>> Start RECORDS SHOWN
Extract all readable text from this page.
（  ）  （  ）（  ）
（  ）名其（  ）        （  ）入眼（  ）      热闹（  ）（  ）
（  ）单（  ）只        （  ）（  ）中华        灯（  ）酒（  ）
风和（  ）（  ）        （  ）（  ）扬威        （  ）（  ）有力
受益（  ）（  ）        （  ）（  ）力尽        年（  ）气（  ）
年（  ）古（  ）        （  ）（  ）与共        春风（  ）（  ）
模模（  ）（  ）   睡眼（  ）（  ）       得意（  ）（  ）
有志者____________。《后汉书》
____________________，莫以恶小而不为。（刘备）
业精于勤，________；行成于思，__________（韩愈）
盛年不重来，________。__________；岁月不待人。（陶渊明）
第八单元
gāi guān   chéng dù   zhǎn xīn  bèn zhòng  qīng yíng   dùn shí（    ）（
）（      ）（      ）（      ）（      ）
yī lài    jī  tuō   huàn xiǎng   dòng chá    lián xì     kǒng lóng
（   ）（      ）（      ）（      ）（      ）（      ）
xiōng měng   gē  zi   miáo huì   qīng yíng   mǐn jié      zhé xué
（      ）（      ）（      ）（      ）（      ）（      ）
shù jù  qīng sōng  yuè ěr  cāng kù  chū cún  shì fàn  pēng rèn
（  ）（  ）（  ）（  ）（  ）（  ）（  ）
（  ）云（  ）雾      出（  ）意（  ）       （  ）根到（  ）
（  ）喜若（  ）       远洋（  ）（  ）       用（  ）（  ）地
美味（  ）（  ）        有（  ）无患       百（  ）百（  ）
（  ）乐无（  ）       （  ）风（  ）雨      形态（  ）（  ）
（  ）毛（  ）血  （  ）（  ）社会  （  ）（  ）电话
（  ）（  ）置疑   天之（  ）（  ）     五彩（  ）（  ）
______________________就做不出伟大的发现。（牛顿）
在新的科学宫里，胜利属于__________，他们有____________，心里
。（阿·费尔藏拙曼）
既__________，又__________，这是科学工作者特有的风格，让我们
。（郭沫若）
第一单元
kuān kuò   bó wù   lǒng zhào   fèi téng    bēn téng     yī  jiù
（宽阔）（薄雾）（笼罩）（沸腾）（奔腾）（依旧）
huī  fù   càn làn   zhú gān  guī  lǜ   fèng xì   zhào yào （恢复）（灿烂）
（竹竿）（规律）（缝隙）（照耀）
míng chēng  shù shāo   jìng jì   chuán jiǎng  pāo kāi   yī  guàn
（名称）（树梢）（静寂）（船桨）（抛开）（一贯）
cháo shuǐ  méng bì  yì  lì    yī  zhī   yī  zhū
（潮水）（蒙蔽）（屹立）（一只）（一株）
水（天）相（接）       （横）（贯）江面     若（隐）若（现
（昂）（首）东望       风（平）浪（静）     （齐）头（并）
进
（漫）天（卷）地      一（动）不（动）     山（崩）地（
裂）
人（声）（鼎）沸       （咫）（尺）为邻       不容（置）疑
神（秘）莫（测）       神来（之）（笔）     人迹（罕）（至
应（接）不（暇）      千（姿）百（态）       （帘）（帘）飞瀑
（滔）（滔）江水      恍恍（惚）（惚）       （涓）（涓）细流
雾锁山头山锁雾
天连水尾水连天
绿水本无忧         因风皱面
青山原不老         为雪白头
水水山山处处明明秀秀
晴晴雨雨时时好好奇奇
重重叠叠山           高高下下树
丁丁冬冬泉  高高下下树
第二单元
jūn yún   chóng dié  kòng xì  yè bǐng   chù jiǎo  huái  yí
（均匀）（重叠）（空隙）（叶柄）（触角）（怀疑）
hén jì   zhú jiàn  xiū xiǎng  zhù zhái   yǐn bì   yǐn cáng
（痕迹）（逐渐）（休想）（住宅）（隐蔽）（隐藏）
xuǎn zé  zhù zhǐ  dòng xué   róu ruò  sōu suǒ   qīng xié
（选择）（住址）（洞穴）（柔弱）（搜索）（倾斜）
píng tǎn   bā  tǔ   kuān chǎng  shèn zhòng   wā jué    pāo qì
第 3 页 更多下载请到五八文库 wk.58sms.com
>> End RECORDS SHOWN
» **DESCRIPTION OF THE TASK**
Go through the records and copy each line with "xiǎng" in it.

» **SOLUTION FOR THIS PROBLEM**
yī lài    jī  tuō   huàn xiǎng   dòng chá    lián xì     kǒng lóng
hén jì   zhú jiàn  xiū xiǎng  zhù zhái   yǐn bì   yǐn cáng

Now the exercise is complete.